▶ _Task requirements_: Copy out each line below that has the word "Prevalence" in it.

▶ _Record list_:
— Start —
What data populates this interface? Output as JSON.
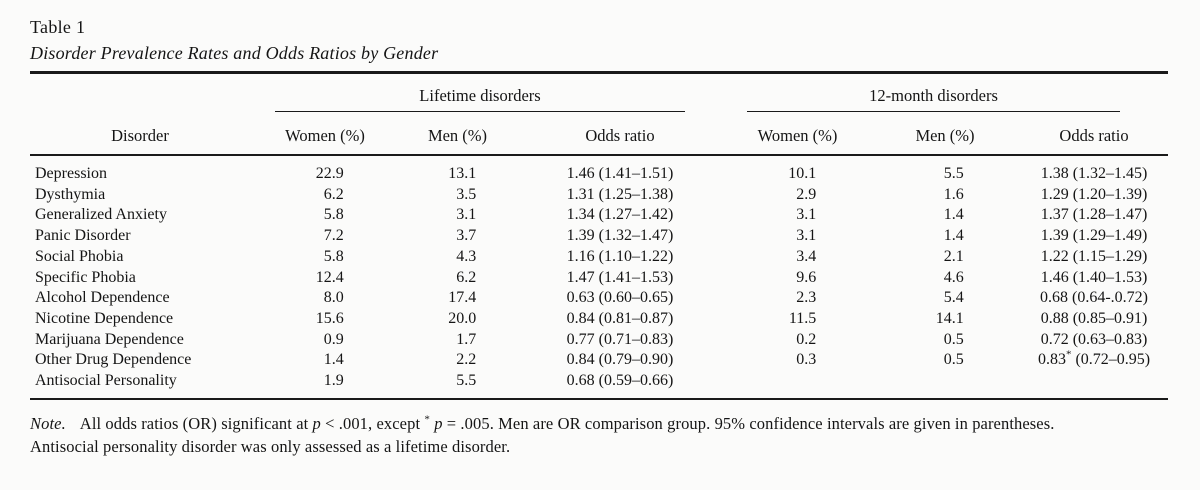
{
  "caption": {
    "number": "Table 1",
    "title": "Disorder Prevalence Rates and Odds Ratios by Gender"
  },
  "chart_data": {
    "type": "table",
    "title": "Disorder Prevalence Rates and Odds Ratios by Gender",
    "group_headers": [
      {
        "label": "Lifetime disorders",
        "span_columns": [
          "Women (%)",
          "Men (%)",
          "Odds ratio"
        ]
      },
      {
        "label": "12-month disorders",
        "span_columns": [
          "Women (%)",
          "Men (%)",
          "Odds ratio"
        ]
      }
    ],
    "columns": [
      "Disorder",
      "Women (%)",
      "Men (%)",
      "Odds ratio",
      "Women (%)",
      "Men (%)",
      "Odds ratio"
    ],
    "rows": [
      [
        "Depression",
        "22.9",
        "13.1",
        "1.46 (1.41–1.51)",
        "10.1",
        "5.5",
        "1.38 (1.32–1.45)"
      ],
      [
        "Dysthymia",
        "6.2",
        "3.5",
        "1.31 (1.25–1.38)",
        "2.9",
        "1.6",
        "1.29 (1.20–1.39)"
      ],
      [
        "Generalized Anxiety",
        "5.8",
        "3.1",
        "1.34 (1.27–1.42)",
        "3.1",
        "1.4",
        "1.37 (1.28–1.47)"
      ],
      [
        "Panic Disorder",
        "7.2",
        "3.7",
        "1.39 (1.32–1.47)",
        "3.1",
        "1.4",
        "1.39 (1.29–1.49)"
      ],
      [
        "Social Phobia",
        "5.8",
        "4.3",
        "1.16 (1.10–1.22)",
        "3.4",
        "2.1",
        "1.22 (1.15–1.29)"
      ],
      [
        "Specific Phobia",
        "12.4",
        "6.2",
        "1.47 (1.41–1.53)",
        "9.6",
        "4.6",
        "1.46 (1.40–1.53)"
      ],
      [
        "Alcohol Dependence",
        "8.0",
        "17.4",
        "0.63 (0.60–0.65)",
        "2.3",
        "5.4",
        "0.68 (0.64-.0.72)"
      ],
      [
        "Nicotine Dependence",
        "15.6",
        "20.0",
        "0.84 (0.81–0.87)",
        "11.5",
        "14.1",
        "0.88 (0.85–0.91)"
      ],
      [
        "Marijuana Dependence",
        "0.9",
        "1.7",
        "0.77 (0.71–0.83)",
        "0.2",
        "0.5",
        "0.72 (0.63–0.83)"
      ],
      [
        "Other Drug Dependence",
        "1.4",
        "2.2",
        "0.84 (0.79–0.90)",
        "0.3",
        "0.5",
        "0.83* (0.72–0.95)"
      ],
      [
        "Antisocial Personality",
        "1.9",
        "5.5",
        "0.68 (0.59–0.66)",
        "",
        "",
        ""
      ]
    ]
  },
  "header": {
    "spanner_lifetime": "Lifetime disorders",
    "spanner_12month": "12-month disorders",
    "col_disorder": "Disorder",
    "col_women": "Women (%)",
    "col_men": "Men (%)",
    "col_odds": "Odds ratio"
  },
  "note": {
    "segments": [
      {
        "text": "Note.",
        "style": "italic"
      },
      {
        "text": "",
        "style": "gap"
      },
      {
        "text": "All odds ratios (OR) significant at ",
        "style": "normal"
      },
      {
        "text": "p",
        "style": "italic"
      },
      {
        "text": " < .001, except ",
        "style": "normal"
      },
      {
        "text": "*",
        "style": "sup"
      },
      {
        "text": " ",
        "style": "normal"
      },
      {
        "text": "p",
        "style": "italic"
      },
      {
        "text": " = .005. Men are OR comparison group. 95% confidence intervals are given in parentheses.",
        "style": "normal"
      }
    ],
    "line2": "Antisocial personality disorder was only assessed as a lifetime disorder."
  },
  "colors": {
    "text": "#151515",
    "rule": "#1a1a1a",
    "background": "#fbfbfa"
  }
}
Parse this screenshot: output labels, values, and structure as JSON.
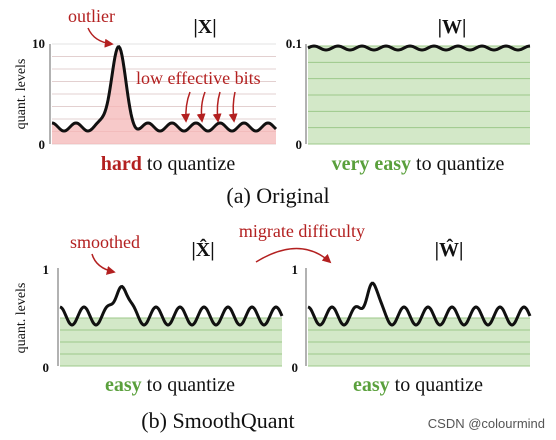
{
  "top": {
    "caption": "(a) Original",
    "y_axis_label": "quant. levels",
    "left": {
      "title": "|X|",
      "y_top_tick": "10",
      "y_bottom_tick": "0",
      "note_outlier": "outlier",
      "note_bits": "low effective bits",
      "subcaption_strong": "hard",
      "subcaption_rest": " to quantize"
    },
    "right": {
      "title": "|W|",
      "y_top_tick": "0.1",
      "y_bottom_tick": "0",
      "subcaption_strong": "very easy",
      "subcaption_rest": " to quantize"
    }
  },
  "bottom": {
    "caption": "(b) SmoothQuant",
    "y_axis_label": "quant. levels",
    "migrate_note": "migrate difficulty",
    "left": {
      "title": "|X̂|",
      "y_top_tick": "1",
      "y_bottom_tick": "0",
      "note_smoothed": "smoothed",
      "subcaption_strong": "easy",
      "subcaption_rest": " to quantize"
    },
    "right": {
      "title": "|Ŵ|",
      "y_top_tick": "1",
      "y_bottom_tick": "0",
      "subcaption_strong": "easy",
      "subcaption_rest": " to quantize"
    }
  },
  "watermark": "CSDN @colourmind",
  "colors": {
    "red_fill": "#f7c9c9",
    "red_line": "#e59a9a",
    "green_fill": "#d3e8c8",
    "green_line": "#9cc98a",
    "red_text": "#b32020",
    "green_text": "#5aa03c",
    "curve": "#111111"
  }
}
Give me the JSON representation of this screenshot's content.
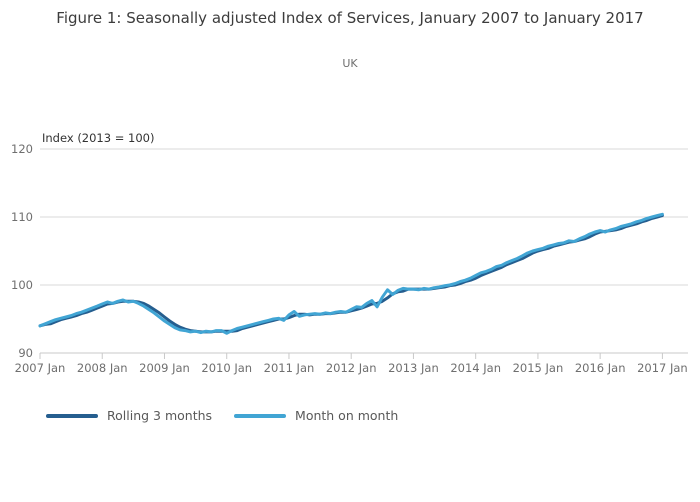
{
  "title": "Figure 1: Seasonally adjusted Index of Services, January 2007 to January 2017",
  "subtitle": "UK",
  "chart_data": {
    "type": "line",
    "title": "Figure 1: Seasonally adjusted Index of Services, January 2007 to January 2017",
    "subtitle": "UK",
    "ylabel": "Index (2013 = 100)",
    "xlabel": "",
    "x_frequency": "monthly",
    "x_range": [
      "2007 Jan",
      "2017 Jan"
    ],
    "x_tick_labels": [
      "2007 Jan",
      "2008 Jan",
      "2009 Jan",
      "2010 Jan",
      "2011 Jan",
      "2012 Jan",
      "2013 Jan",
      "2014 Jan",
      "2015 Jan",
      "2016 Jan",
      "2017 Jan"
    ],
    "yticks": [
      90,
      100,
      110,
      120
    ],
    "ylim": [
      90,
      120
    ],
    "grid": true,
    "legend_position": "bottom-left",
    "axis_color": "#c9c9c9",
    "gridline_color": "#d9d9d9",
    "tick_label_color": "#6f6f6f",
    "series": [
      {
        "name": "Rolling 3 months",
        "color": "#255e8f",
        "values": [
          94.0,
          94.2,
          94.3,
          94.6,
          94.9,
          95.1,
          95.3,
          95.5,
          95.8,
          96.0,
          96.3,
          96.6,
          96.9,
          97.2,
          97.3,
          97.5,
          97.6,
          97.6,
          97.6,
          97.5,
          97.3,
          96.9,
          96.4,
          95.9,
          95.3,
          94.7,
          94.2,
          93.8,
          93.5,
          93.3,
          93.2,
          93.1,
          93.1,
          93.1,
          93.2,
          93.2,
          93.2,
          93.2,
          93.3,
          93.6,
          93.8,
          94.0,
          94.2,
          94.4,
          94.6,
          94.8,
          95.0,
          95.0,
          95.2,
          95.5,
          95.7,
          95.7,
          95.6,
          95.7,
          95.7,
          95.8,
          95.8,
          95.9,
          96.0,
          96.0,
          96.2,
          96.4,
          96.6,
          96.9,
          97.2,
          97.3,
          97.6,
          98.1,
          98.7,
          99.0,
          99.1,
          99.4,
          99.4,
          99.4,
          99.4,
          99.4,
          99.5,
          99.6,
          99.7,
          99.9,
          100.0,
          100.2,
          100.5,
          100.7,
          101.0,
          101.4,
          101.7,
          102.0,
          102.3,
          102.6,
          103.0,
          103.3,
          103.6,
          103.9,
          104.3,
          104.7,
          105.0,
          105.2,
          105.4,
          105.7,
          105.9,
          106.1,
          106.3,
          106.4,
          106.6,
          106.8,
          107.1,
          107.5,
          107.8,
          107.9,
          108.0,
          108.1,
          108.3,
          108.6,
          108.8,
          109.0,
          109.3,
          109.5,
          109.8,
          110.0,
          110.2
        ]
      },
      {
        "name": "Month on month",
        "color": "#41a5d4",
        "values": [
          94.0,
          94.3,
          94.6,
          94.9,
          95.1,
          95.3,
          95.5,
          95.8,
          96.0,
          96.3,
          96.6,
          96.9,
          97.2,
          97.5,
          97.3,
          97.6,
          97.8,
          97.5,
          97.6,
          97.3,
          96.9,
          96.4,
          95.9,
          95.3,
          94.7,
          94.2,
          93.7,
          93.4,
          93.3,
          93.1,
          93.2,
          93.0,
          93.2,
          93.1,
          93.3,
          93.3,
          92.9,
          93.3,
          93.6,
          93.8,
          94.0,
          94.2,
          94.4,
          94.6,
          94.8,
          95.0,
          95.1,
          94.8,
          95.6,
          96.1,
          95.4,
          95.6,
          95.7,
          95.8,
          95.7,
          95.9,
          95.8,
          96.0,
          96.1,
          96.0,
          96.4,
          96.8,
          96.7,
          97.3,
          97.7,
          96.8,
          98.2,
          99.3,
          98.6,
          99.2,
          99.5,
          99.4,
          99.4,
          99.3,
          99.5,
          99.4,
          99.6,
          99.7,
          99.9,
          100.0,
          100.2,
          100.5,
          100.7,
          101.0,
          101.4,
          101.8,
          102.0,
          102.3,
          102.7,
          102.9,
          103.3,
          103.6,
          103.9,
          104.3,
          104.7,
          105.0,
          105.2,
          105.4,
          105.7,
          105.9,
          106.1,
          106.2,
          106.5,
          106.4,
          106.8,
          107.1,
          107.5,
          107.8,
          108.0,
          107.8,
          108.1,
          108.3,
          108.6,
          108.8,
          109.0,
          109.3,
          109.5,
          109.8,
          110.0,
          110.2,
          110.4
        ]
      }
    ]
  },
  "legend": {
    "items": [
      "Rolling 3 months",
      "Month on month"
    ]
  }
}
— End —
▶ _Expected output_:
    "title": "Disorder Prevalence Rates and Odds Ratios by Gender"
    "title": "Disorder Prevalence Rates and Odds Ratios by Gender",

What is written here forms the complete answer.